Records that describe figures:

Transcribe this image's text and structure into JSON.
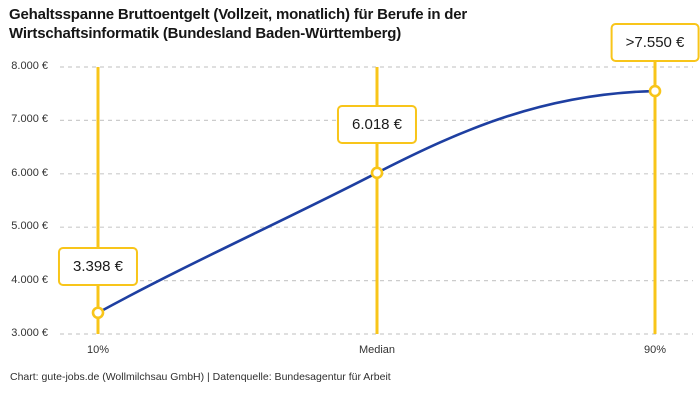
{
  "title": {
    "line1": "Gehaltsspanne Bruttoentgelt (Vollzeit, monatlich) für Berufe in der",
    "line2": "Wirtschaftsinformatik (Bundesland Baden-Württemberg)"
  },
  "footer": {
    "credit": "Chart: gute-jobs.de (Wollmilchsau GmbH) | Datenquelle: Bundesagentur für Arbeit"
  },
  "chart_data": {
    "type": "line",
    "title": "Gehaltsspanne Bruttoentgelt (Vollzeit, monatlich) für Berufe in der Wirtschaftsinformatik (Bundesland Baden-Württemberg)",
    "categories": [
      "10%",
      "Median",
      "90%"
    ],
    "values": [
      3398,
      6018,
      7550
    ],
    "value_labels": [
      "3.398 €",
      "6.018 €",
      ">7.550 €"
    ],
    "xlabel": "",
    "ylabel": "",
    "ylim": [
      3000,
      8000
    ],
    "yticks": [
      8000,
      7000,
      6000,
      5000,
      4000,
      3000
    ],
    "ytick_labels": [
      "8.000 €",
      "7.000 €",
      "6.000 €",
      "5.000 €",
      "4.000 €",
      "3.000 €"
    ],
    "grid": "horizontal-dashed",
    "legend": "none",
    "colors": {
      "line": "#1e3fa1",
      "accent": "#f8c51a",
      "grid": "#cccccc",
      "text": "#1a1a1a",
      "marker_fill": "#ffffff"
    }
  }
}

TASK TO CARRY OUT: Leave the pictures out, and transcribe each of the records exactly.

ANSWER TO THE TASK:
Transcribe this image's text and structure into JSON.
{
  "title": {
    "line1": "Gehaltsspanne Bruttoentgelt (Vollzeit, monatlich) für Berufe in der",
    "line2": "Wirtschaftsinformatik (Bundesland Baden-Württemberg)"
  },
  "footer": {
    "credit": "Chart: gute-jobs.de (Wollmilchsau GmbH) | Datenquelle: Bundesagentur für Arbeit"
  },
  "chart_data": {
    "type": "line",
    "title": "Gehaltsspanne Bruttoentgelt (Vollzeit, monatlich) für Berufe in der Wirtschaftsinformatik (Bundesland Baden-Württemberg)",
    "categories": [
      "10%",
      "Median",
      "90%"
    ],
    "values": [
      3398,
      6018,
      7550
    ],
    "value_labels": [
      "3.398 €",
      "6.018 €",
      ">7.550 €"
    ],
    "xlabel": "",
    "ylabel": "",
    "ylim": [
      3000,
      8000
    ],
    "yticks": [
      8000,
      7000,
      6000,
      5000,
      4000,
      3000
    ],
    "ytick_labels": [
      "8.000 €",
      "7.000 €",
      "6.000 €",
      "5.000 €",
      "4.000 €",
      "3.000 €"
    ],
    "grid": "horizontal-dashed",
    "legend": "none",
    "colors": {
      "line": "#1e3fa1",
      "accent": "#f8c51a",
      "grid": "#cccccc",
      "text": "#1a1a1a",
      "marker_fill": "#ffffff"
    }
  }
}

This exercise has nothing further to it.